> [Task description] Take the material below and write it all out again exactly.

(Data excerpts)
┌────────
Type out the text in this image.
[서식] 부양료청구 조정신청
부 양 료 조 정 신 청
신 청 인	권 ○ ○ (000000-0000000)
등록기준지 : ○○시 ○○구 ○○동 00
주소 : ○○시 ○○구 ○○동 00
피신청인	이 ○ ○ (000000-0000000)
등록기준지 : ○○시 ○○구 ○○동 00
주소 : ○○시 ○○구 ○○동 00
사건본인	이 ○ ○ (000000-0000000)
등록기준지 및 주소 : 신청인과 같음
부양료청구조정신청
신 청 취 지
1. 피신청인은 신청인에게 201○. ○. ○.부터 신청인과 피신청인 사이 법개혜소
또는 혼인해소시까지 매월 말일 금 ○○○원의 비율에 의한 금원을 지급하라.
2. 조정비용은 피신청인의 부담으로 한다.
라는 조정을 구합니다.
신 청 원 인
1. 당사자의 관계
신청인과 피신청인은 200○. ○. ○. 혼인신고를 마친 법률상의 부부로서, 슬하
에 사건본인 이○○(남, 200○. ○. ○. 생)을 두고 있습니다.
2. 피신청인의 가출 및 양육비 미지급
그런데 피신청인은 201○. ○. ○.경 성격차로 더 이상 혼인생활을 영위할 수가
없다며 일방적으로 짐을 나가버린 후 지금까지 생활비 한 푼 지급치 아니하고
└────────
> [Result of this task]
Type out the text in this image.
[서식] 부양료청구 조정신청
부 양 료 조 정 신 청
신 청 인	권 ○ ○ (000000-0000000)
등록기준지 : ○○시 ○○구 ○○동 00
주소 : ○○시 ○○구 ○○동 00
피신청인	이 ○ ○ (000000-0000000)
등록기준지 : ○○시 ○○구 ○○동 00
주소 : ○○시 ○○구 ○○동 00
사건본인	이 ○ ○ (000000-0000000)
등록기준지 및 주소 : 신청인과 같음
부양료청구조정신청
신 청 취 지
1. 피신청인은 신청인에게 201○. ○. ○.부터 신청인과 피신청인 사이 법개혜소
또는 혼인해소시까지 매월 말일 금 ○○○원의 비율에 의한 금원을 지급하라.
2. 조정비용은 피신청인의 부담으로 한다.
라는 조정을 구합니다.
신 청 원 인
1. 당사자의 관계
신청인과 피신청인은 200○. ○. ○. 혼인신고를 마친 법률상의 부부로서, 슬하
에 사건본인 이○○(남, 200○. ○. ○. 생)을 두고 있습니다.
2. 피신청인의 가출 및 양육비 미지급
그런데 피신청인은 201○. ○. ○.경 성격차로 더 이상 혼인생활을 영위할 수가
없다며 일방적으로 짐을 나가버린 후 지금까지 생활비 한 푼 지급치 아니하고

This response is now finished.